** Fragmento original **
En este sentido, los festivales de cine funcionan como banquetes organizados. La línea estética de un festival, su concepción de programación, sus secciones, sus catálogos constituyen un complejo simbólico destinado a proponer una práctica general (dietética, o una dieta para la estética) en la que se empuja al espectador a asimilar propuestas que en otro contexto le serían inadmisibles, intragables. Todo festival trata de proponer un régimen abierto de imágenes y sonidos que trastoque el gusto cinematográfico y sus normas.

Existe un secreto pacto entre el espectador que asiste a un festival de cine y las películas que se exhiben en él. El riesgo, la voluntad de experimentación, la curiosidad por parte del espectador encuentran su correlato en una propuesta que estima ser exigente y variada. Así, por unos días, el gusto y el hábito –es decir, el punto de partida por el cual se recibe y percibe, se experimenta y se juzga lo que vemos– permanecerán en suspenso. El trato implícito es verlo todo, o al menos intentar ver lo que no vemos y llegar a ver de otro modo lo que vemos. Es aquí donde se debe discutir y destituir la estúpida objeción conservadora con la que se suele desprestigiar al público de un festival. El supuesto esnobismo del espectador festivalero es una sospecha infundada; un festival de cine y su público pactan: por unos 10 días, un poco más, un poco menos, se debe reunir un conjunto de películas que cuestionen la norma del gusto o, dicho de otro modo, el canon cinematográfico que lo ha constituido.

** Datos para revisar **
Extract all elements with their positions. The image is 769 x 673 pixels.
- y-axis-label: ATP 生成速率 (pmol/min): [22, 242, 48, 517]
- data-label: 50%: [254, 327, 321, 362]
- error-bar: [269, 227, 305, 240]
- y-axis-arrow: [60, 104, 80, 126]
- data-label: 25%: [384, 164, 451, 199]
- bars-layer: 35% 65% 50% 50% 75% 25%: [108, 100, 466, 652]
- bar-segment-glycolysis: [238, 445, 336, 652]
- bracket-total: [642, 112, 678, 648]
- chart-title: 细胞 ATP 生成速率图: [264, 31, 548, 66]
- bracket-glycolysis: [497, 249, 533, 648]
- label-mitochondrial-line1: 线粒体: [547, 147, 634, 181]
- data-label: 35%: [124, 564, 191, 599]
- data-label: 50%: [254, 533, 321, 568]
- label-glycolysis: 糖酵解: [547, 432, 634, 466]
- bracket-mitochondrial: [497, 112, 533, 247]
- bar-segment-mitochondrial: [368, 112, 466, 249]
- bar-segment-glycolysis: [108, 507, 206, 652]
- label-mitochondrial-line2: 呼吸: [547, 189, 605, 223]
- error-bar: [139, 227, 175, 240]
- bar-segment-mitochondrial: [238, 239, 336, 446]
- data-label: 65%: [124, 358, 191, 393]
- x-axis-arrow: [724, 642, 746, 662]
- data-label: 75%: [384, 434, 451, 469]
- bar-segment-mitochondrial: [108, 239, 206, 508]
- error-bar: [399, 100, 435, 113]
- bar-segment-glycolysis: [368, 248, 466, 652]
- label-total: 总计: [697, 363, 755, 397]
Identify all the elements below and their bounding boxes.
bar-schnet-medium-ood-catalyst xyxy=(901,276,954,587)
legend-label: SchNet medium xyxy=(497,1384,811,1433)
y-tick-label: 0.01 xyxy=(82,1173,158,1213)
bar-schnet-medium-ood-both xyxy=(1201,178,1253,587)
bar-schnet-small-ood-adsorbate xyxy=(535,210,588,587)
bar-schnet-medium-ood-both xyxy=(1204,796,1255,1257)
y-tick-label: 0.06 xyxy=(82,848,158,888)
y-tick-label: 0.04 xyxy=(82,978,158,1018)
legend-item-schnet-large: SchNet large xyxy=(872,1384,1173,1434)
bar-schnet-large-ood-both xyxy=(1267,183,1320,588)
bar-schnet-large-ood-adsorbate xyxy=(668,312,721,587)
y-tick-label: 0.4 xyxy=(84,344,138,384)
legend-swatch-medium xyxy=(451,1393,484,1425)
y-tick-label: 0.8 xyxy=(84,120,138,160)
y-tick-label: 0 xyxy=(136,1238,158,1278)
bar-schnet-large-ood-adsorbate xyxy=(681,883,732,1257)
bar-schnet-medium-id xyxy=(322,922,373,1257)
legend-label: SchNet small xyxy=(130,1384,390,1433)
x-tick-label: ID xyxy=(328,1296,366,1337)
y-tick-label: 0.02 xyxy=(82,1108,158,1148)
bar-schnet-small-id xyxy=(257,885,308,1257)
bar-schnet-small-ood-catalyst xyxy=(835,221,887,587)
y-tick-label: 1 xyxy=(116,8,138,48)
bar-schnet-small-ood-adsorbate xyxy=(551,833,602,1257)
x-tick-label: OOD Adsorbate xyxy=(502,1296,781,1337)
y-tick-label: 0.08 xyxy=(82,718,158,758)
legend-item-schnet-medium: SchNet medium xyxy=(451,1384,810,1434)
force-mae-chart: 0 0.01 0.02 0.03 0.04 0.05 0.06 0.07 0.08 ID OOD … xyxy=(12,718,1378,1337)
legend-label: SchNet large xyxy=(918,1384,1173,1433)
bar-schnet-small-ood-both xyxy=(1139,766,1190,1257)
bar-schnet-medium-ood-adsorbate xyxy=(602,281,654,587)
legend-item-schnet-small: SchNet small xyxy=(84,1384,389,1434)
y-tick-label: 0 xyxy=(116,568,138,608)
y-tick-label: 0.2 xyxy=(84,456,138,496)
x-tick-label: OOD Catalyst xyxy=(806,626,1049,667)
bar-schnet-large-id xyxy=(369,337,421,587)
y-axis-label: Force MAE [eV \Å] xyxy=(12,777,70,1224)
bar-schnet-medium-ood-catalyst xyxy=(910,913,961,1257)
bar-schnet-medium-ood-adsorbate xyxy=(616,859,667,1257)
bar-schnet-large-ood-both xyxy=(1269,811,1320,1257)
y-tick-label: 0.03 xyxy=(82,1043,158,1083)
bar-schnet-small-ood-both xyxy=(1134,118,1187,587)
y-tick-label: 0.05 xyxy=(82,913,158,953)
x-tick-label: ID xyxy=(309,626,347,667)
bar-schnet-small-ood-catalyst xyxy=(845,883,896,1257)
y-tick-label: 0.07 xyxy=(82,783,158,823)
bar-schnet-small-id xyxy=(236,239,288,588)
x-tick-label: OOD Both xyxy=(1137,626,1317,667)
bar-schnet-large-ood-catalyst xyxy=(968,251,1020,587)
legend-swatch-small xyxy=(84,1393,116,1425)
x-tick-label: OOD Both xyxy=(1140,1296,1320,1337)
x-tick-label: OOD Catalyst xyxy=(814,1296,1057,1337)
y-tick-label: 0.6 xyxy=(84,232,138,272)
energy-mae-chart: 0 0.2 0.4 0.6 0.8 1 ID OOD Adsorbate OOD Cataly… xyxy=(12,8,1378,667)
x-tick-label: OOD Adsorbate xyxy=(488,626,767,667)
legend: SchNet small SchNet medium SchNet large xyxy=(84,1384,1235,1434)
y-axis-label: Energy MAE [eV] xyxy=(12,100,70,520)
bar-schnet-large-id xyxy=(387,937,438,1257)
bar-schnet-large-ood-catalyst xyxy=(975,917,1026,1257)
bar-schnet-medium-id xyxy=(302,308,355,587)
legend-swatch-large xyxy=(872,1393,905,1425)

** Consigna de trabajo **
Escribe la continuación del fragmento sobre los festivales de cine y su público, empezando después de su última oración. Las filas no hacen falta aquí.

** Solución propuesta **
Es que el gusto, que celosamente consideramos como nuestro y que juzgamos como autónomo y soberano, y del que jamás sospechamos sobre cómo llegó a instituirse y ser lo que es, si es puesto bajo sospecha, no resiste una genealogía. La historia de nuestro gusto cinematográfico (y dietético) poco tiene de autónoma, y corroborarlo puede ser incómodo. Descentrarse es tan secretamente violento como necesario. ¿Cuál es la historia del gusto, su biografía, las fuerzas que delimitaron una mirada, un criterio, un sistema de inclusiones y exclusiones? Inesperado corolario de todo festival: lo que podemos ver expresa indirectamente un estadio de libertad, una evolución de su ejercicio. Insospechado efecto de un festival: lo que podemos apreciar, lo que nos gusta, es tan maleable como contingente, y depende mucho de cómo se lo estimula, de lo que se predica una política posible para la (re)construcción del gusto: la multiplicidad garantiza mayor cantidad de combinaciones y asociaciones.

Hace unas décadas se estrenaba La fiesta de Babette, un film que coronaba su relato con la preparación de un banquete por parte de una misteriosa mujer cuyo arte culinario era capaz de transformar la intimidad de sus comensales. El director de un festival de cine y sus programadores, que siempre desean honrar el invento de los Lumière, no podrían aspirar a otra cosa: convertir un festival de cine en un banquete colosal e inolvidable, uno cuyos espectadores no serían los mismos tras satisfacer sus apetitos, o el deseo de ver.

Este artículo fue publicado en la revista Quid del mes de diciembre 2011.